• _Given problem_: Below are some records. Say how many of their lines contain the string "Thalkirchnerst", and give nothing but the number.

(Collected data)

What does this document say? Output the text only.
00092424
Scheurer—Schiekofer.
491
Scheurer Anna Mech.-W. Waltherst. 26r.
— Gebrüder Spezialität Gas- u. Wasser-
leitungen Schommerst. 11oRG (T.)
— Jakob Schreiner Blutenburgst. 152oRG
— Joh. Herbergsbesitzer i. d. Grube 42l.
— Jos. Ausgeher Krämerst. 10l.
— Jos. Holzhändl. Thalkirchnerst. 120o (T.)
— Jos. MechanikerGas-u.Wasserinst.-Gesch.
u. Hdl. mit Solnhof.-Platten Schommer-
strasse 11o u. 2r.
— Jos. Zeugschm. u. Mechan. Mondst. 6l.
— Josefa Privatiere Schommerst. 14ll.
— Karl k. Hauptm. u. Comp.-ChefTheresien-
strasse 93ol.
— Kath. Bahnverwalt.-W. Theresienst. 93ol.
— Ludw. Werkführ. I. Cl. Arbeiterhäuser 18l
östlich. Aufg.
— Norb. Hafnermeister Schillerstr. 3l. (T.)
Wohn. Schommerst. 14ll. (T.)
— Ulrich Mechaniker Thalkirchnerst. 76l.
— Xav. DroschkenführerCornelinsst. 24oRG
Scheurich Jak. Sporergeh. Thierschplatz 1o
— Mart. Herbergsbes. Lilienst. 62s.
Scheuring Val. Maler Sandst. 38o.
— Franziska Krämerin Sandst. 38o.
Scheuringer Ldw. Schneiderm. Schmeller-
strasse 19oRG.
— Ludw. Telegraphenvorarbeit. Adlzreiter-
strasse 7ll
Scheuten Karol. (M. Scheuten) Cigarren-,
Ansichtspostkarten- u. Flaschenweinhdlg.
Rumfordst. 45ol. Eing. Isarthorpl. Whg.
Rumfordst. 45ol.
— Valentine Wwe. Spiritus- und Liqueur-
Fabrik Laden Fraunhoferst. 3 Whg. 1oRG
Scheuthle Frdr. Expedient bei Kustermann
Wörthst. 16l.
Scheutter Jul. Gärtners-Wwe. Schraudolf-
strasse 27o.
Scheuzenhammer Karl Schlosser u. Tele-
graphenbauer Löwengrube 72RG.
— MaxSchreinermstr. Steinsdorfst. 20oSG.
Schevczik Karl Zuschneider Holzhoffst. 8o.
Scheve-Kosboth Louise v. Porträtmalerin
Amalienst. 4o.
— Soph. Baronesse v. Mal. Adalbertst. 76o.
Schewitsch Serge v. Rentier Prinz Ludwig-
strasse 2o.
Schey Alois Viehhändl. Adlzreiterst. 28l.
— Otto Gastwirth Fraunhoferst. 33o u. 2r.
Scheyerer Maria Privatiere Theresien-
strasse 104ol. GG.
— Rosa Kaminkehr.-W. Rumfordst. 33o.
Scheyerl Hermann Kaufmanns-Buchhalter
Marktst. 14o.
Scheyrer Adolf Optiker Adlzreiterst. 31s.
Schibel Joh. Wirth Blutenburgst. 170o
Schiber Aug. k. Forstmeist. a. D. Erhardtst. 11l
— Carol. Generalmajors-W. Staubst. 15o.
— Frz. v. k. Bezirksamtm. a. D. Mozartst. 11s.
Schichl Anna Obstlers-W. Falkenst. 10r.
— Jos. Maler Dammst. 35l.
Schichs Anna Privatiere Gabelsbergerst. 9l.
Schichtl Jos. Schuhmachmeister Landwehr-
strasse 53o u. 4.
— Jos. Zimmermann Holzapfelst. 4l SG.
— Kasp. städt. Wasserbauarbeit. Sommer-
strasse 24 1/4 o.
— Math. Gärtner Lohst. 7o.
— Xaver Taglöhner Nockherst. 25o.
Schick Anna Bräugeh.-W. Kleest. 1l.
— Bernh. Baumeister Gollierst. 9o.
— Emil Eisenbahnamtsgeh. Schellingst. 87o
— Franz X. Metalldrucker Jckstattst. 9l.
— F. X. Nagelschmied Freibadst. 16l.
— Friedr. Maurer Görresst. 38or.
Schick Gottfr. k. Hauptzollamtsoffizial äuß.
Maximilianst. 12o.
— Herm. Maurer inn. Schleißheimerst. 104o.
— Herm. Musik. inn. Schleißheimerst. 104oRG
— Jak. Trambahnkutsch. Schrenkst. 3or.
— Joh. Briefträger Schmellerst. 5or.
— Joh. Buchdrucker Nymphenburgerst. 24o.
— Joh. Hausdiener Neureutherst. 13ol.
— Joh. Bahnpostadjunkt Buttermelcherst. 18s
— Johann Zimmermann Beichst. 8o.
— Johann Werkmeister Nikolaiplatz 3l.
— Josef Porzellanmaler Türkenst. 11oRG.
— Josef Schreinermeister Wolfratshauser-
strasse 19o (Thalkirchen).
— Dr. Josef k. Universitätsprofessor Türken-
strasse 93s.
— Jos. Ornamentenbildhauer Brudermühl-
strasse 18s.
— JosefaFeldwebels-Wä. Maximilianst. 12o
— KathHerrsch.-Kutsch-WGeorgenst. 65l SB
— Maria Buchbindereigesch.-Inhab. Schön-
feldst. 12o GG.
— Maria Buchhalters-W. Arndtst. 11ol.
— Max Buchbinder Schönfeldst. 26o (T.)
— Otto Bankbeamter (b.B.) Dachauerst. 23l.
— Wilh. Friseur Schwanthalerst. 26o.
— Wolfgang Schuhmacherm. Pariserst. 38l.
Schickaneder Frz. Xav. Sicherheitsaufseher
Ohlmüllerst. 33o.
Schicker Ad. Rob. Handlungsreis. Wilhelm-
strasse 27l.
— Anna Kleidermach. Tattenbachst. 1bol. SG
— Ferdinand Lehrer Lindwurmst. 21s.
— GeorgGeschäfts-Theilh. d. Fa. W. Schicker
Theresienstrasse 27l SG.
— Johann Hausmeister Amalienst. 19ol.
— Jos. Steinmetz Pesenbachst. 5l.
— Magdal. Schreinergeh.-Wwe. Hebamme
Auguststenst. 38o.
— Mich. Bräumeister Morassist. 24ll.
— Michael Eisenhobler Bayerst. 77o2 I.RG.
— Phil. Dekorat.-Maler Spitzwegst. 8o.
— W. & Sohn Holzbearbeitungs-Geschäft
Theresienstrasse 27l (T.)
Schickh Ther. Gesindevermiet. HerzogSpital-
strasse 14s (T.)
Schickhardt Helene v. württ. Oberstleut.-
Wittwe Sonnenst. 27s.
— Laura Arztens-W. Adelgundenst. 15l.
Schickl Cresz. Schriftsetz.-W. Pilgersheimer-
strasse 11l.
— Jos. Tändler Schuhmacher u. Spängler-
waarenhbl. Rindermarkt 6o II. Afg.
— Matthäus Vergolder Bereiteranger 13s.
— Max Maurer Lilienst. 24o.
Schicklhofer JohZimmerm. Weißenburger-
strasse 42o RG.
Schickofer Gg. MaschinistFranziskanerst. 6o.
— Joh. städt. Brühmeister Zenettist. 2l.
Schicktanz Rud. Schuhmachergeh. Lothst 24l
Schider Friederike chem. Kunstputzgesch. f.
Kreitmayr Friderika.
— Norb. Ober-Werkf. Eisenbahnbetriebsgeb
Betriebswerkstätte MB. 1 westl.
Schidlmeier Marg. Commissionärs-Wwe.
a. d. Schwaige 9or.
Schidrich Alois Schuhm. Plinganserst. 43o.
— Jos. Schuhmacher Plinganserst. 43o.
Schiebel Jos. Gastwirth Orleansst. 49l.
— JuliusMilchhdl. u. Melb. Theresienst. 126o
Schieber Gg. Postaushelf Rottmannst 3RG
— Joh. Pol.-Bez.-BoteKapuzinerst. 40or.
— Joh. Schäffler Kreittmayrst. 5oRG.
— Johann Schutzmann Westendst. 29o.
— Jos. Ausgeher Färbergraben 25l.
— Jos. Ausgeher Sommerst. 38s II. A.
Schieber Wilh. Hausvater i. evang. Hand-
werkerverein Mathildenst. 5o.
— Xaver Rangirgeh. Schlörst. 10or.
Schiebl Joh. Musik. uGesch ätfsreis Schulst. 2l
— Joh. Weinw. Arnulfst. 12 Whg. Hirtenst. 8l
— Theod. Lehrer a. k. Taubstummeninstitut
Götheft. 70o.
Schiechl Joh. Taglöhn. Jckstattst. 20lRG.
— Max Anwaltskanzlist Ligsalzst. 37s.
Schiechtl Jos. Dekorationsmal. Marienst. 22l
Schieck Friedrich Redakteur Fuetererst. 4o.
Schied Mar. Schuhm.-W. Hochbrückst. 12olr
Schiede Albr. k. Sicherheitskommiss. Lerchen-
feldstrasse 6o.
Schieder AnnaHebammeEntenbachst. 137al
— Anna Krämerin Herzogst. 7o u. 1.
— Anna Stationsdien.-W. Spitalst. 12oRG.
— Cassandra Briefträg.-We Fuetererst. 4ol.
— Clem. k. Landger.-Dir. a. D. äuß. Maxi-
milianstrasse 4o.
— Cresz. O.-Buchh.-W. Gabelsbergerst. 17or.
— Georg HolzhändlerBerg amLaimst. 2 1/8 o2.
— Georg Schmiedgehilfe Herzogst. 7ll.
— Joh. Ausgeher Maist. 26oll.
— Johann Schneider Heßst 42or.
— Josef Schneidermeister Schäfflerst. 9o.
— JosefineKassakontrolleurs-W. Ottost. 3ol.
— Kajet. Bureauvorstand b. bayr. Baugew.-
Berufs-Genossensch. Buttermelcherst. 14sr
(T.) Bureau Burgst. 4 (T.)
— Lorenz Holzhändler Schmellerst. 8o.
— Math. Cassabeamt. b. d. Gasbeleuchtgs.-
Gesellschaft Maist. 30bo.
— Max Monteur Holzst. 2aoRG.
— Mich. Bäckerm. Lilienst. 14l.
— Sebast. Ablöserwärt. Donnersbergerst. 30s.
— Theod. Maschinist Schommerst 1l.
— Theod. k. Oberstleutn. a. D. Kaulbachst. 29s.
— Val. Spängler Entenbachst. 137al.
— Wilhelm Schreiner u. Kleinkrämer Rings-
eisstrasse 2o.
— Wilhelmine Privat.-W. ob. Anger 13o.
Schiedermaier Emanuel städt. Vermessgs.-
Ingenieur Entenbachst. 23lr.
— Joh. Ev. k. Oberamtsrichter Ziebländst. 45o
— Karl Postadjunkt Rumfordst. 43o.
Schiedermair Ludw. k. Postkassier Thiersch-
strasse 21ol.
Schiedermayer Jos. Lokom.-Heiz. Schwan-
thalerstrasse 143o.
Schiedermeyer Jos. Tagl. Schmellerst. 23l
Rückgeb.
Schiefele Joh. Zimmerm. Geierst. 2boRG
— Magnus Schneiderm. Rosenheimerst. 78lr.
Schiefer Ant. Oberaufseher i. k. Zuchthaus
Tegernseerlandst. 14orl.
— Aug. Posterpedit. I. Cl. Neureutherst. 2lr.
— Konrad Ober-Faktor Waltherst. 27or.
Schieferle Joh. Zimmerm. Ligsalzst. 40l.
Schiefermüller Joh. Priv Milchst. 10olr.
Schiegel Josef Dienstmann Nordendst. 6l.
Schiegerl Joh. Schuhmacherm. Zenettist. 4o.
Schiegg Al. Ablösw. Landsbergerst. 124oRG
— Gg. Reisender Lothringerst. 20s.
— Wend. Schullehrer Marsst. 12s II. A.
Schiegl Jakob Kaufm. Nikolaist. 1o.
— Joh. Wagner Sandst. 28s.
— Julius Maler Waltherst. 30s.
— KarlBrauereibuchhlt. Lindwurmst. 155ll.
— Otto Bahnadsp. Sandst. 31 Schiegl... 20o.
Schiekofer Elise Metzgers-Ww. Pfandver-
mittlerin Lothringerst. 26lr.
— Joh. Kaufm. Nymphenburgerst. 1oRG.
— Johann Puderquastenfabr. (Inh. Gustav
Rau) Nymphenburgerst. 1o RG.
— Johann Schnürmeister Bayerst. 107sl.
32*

• _Expected output_: 2